Dataset records on visual material:
=-=-=

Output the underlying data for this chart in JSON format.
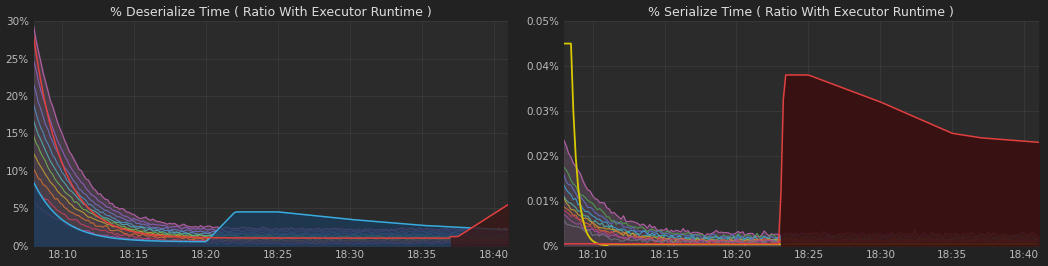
{
  "bg_color": "#222222",
  "plot_bg_color": "#2b2b2b",
  "grid_color": "#3d3d3d",
  "text_color": "#bbbbbb",
  "title_color": "#dddddd",
  "chart1_title": "% Deserialize Time ( Ratio With Executor Runtime )",
  "chart1_ylim": [
    0,
    0.3
  ],
  "chart1_yticks": [
    0,
    0.05,
    0.1,
    0.15,
    0.2,
    0.25,
    0.3
  ],
  "chart1_ytick_labels": [
    "0%",
    "5%",
    "10%",
    "15%",
    "20%",
    "25%",
    "30%"
  ],
  "chart2_title": "% Serialize Time ( Ratio With Executor Runtime )",
  "chart2_ylim": [
    0,
    0.0005
  ],
  "chart2_yticks": [
    0,
    0.0001,
    0.0002,
    0.0003,
    0.0004,
    0.0005
  ],
  "chart2_ytick_labels": [
    "0%",
    "0.01%",
    "0.02%",
    "0.03%",
    "0.04%",
    "0.05%"
  ],
  "xtick_positions": [
    2,
    7,
    12,
    17,
    22,
    27,
    32
  ],
  "xtick_labels": [
    "18:10",
    "18:15",
    "18:20",
    "18:25",
    "18:30",
    "18:35",
    "18:40"
  ],
  "xlim": [
    0,
    33
  ],
  "fill_color_1": "#6a5a6a",
  "fill_color_2": "#5a4a5a",
  "blue_fill": "#1a3a5a",
  "blue_color": "#3aabdd",
  "red_fill_1": "#3a1818",
  "red_color_1": "#e04040",
  "red_fill_2": "#3a1010",
  "red_color_2": "#e04040",
  "yellow_color": "#d8c800"
}
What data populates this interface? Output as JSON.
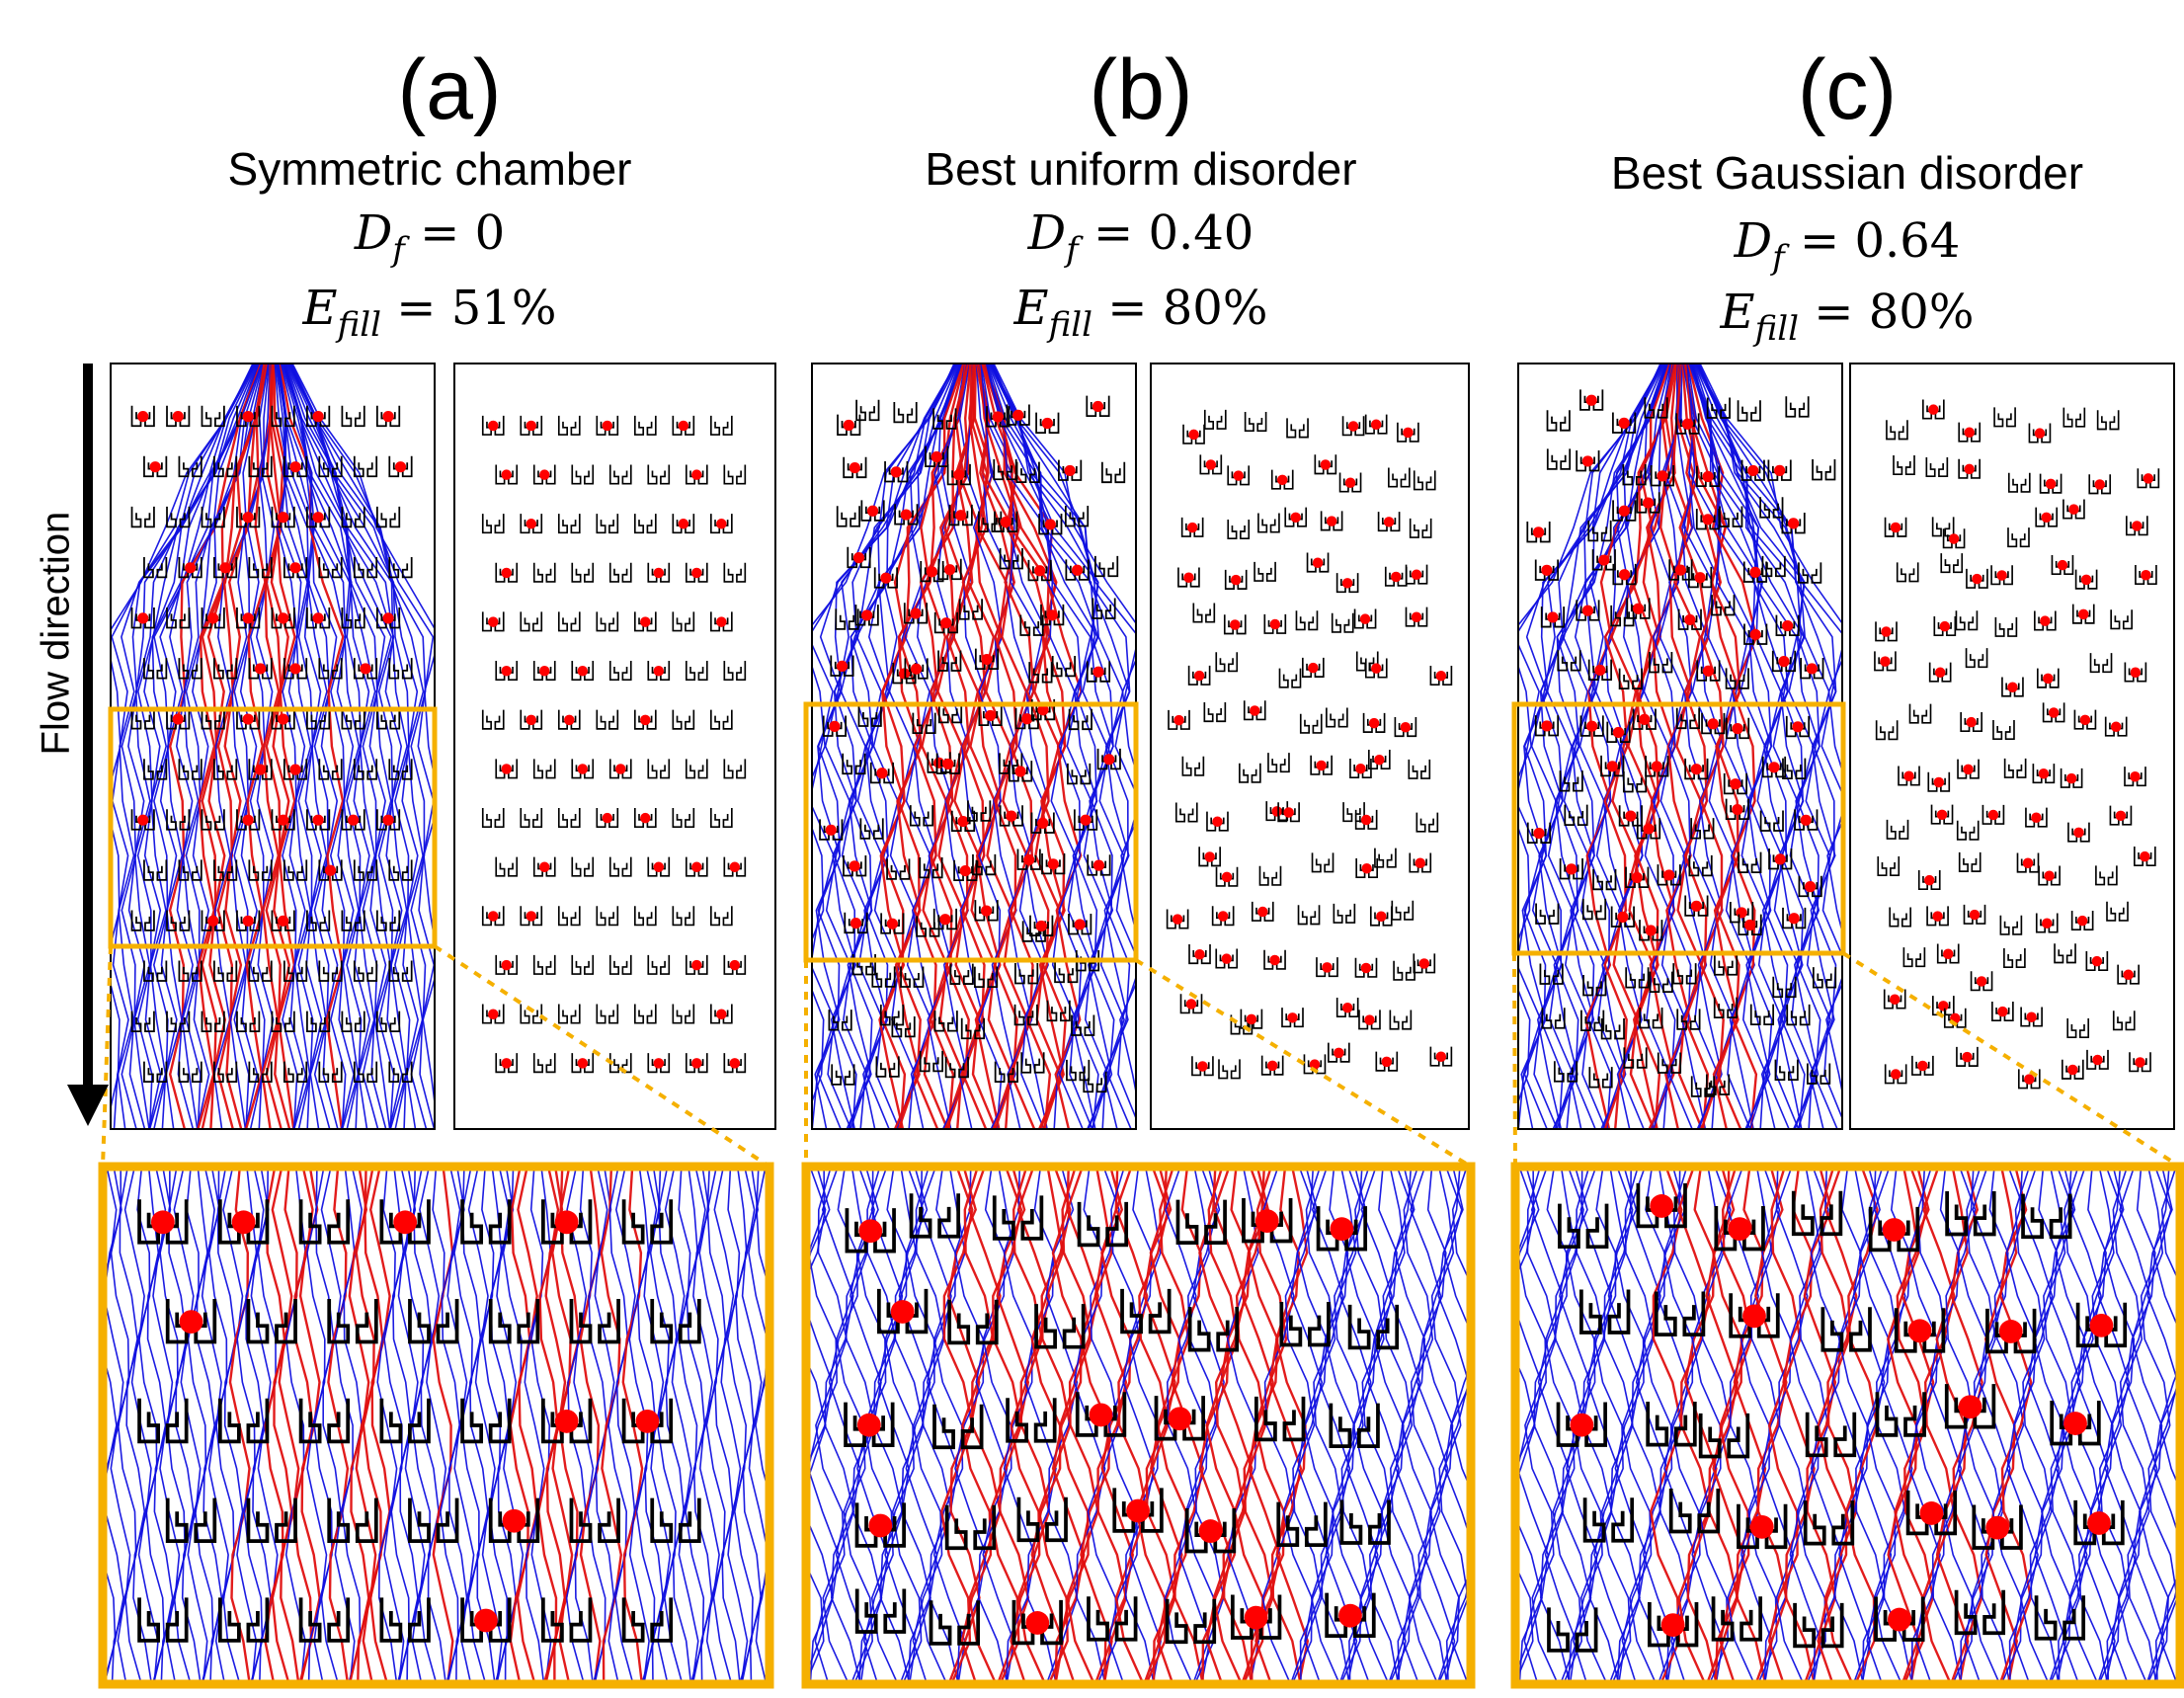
{
  "panels": [
    {
      "letter": "(a)",
      "subtitle": "Symmetric chamber",
      "df_symbol": "D",
      "df_sub": "f",
      "df_value": "= 0",
      "efill_symbol": "E",
      "efill_sub": "fill",
      "efill_value": "= 51%",
      "layout": "symmetric"
    },
    {
      "letter": "(b)",
      "subtitle": "Best uniform disorder",
      "df_symbol": "D",
      "df_sub": "f",
      "df_value": "= 0.40",
      "efill_symbol": "E",
      "efill_sub": "fill",
      "efill_value": "= 80%",
      "layout": "uniform-disorder"
    },
    {
      "letter": "(c)",
      "subtitle": "Best Gaussian disorder",
      "df_symbol": "D",
      "df_sub": "f",
      "df_value": "= 0.64",
      "efill_symbol": "E",
      "efill_sub": "fill",
      "efill_value": "= 80%",
      "layout": "gaussian-disorder"
    }
  ],
  "flow_label": "Flow direction",
  "colors": {
    "streamline": "#1010e0",
    "captured_streamline": "#e01010",
    "captured_cell": "#ff0000",
    "zoom_frame": "#f5b000",
    "trap_outline": "#000000"
  }
}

=-=-=

THE TASK. Reproduce all of the data exactly; the pictures do not belong in the copy.

THE RESPONSE.
Output the underlying data for this chart in JSON format.
{
  "bg_color": "#222222",
  "plot_bg_color": "#2b2b2b",
  "grid_color": "#3d3d3d",
  "text_color": "#bbbbbb",
  "title_color": "#dddddd",
  "chart1_title": "% Deserialize Time ( Ratio With Executor Runtime )",
  "chart1_ylim": [
    0,
    0.3
  ],
  "chart1_yticks": [
    0,
    0.05,
    0.1,
    0.15,
    0.2,
    0.25,
    0.3
  ],
  "chart1_ytick_labels": [
    "0%",
    "5%",
    "10%",
    "15%",
    "20%",
    "25%",
    "30%"
  ],
  "chart2_title": "% Serialize Time ( Ratio With Executor Runtime )",
  "chart2_ylim": [
    0,
    0.0005
  ],
  "chart2_yticks": [
    0,
    0.0001,
    0.0002,
    0.0003,
    0.0004,
    0.0005
  ],
  "chart2_ytick_labels": [
    "0%",
    "0.01%",
    "0.02%",
    "0.03%",
    "0.04%",
    "0.05%"
  ],
  "xtick_positions": [
    2,
    7,
    12,
    17,
    22,
    27,
    32
  ],
  "xtick_labels": [
    "18:10",
    "18:15",
    "18:20",
    "18:25",
    "18:30",
    "18:35",
    "18:40"
  ],
  "xlim": [
    0,
    33
  ],
  "fill_color_1": "#6a5a6a",
  "fill_color_2": "#5a4a5a",
  "blue_fill": "#1a3a5a",
  "blue_color": "#3aabdd",
  "red_fill_1": "#3a1818",
  "red_color_1": "#e04040",
  "red_fill_2": "#3a1010",
  "red_color_2": "#e04040",
  "yellow_color": "#d8c800"
}
What data populates this interface? Output as JSON.
{
  "panels": [
    {
      "letter": "(a)",
      "subtitle": "Symmetric chamber",
      "df_symbol": "D",
      "df_sub": "f",
      "df_value": "= 0",
      "efill_symbol": "E",
      "efill_sub": "fill",
      "efill_value": "= 51%",
      "layout": "symmetric"
    },
    {
      "letter": "(b)",
      "subtitle": "Best uniform disorder",
      "df_symbol": "D",
      "df_sub": "f",
      "df_value": "= 0.40",
      "efill_symbol": "E",
      "efill_sub": "fill",
      "efill_value": "= 80%",
      "layout": "uniform-disorder"
    },
    {
      "letter": "(c)",
      "subtitle": "Best Gaussian disorder",
      "df_symbol": "D",
      "df_sub": "f",
      "df_value": "= 0.64",
      "efill_symbol": "E",
      "efill_sub": "fill",
      "efill_value": "= 80%",
      "layout": "gaussian-disorder"
    }
  ],
  "flow_label": "Flow direction",
  "colors": {
    "streamline": "#1010e0",
    "captured_streamline": "#e01010",
    "captured_cell": "#ff0000",
    "zoom_frame": "#f5b000",
    "trap_outline": "#000000"
  }
}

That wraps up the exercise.